■ Work required ■
Look through the lines below and extract any with the word "messages".
>> Begin Entries supplied
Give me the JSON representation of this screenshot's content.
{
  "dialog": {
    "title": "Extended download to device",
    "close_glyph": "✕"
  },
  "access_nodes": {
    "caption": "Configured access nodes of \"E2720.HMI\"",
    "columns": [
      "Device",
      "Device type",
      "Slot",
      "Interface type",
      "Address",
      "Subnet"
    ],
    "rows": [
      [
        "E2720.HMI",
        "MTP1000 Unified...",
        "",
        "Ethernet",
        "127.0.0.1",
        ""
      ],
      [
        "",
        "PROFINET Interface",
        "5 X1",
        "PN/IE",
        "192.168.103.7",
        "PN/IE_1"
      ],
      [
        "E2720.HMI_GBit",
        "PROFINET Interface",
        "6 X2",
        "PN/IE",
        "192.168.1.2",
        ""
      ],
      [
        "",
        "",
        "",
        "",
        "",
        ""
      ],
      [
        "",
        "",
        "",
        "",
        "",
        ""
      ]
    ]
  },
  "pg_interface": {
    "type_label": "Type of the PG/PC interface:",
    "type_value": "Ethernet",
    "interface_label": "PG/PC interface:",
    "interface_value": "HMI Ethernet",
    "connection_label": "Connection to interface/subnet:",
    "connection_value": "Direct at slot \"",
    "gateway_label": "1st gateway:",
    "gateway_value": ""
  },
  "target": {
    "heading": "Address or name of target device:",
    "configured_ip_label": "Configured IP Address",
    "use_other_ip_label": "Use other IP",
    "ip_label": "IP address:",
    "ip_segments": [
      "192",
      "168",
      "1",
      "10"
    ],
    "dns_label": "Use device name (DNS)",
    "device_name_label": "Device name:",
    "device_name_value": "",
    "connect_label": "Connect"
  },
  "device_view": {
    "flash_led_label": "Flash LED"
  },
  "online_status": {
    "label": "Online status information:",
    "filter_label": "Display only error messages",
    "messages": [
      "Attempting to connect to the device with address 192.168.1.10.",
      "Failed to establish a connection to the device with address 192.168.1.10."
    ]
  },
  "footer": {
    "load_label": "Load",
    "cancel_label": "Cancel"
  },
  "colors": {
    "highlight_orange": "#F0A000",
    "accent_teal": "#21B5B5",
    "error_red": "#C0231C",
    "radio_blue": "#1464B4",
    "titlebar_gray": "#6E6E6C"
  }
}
>> End Entries supplied
■ Solution for this problem ■
    "filter_label": "Display only error messages",
    "messages": [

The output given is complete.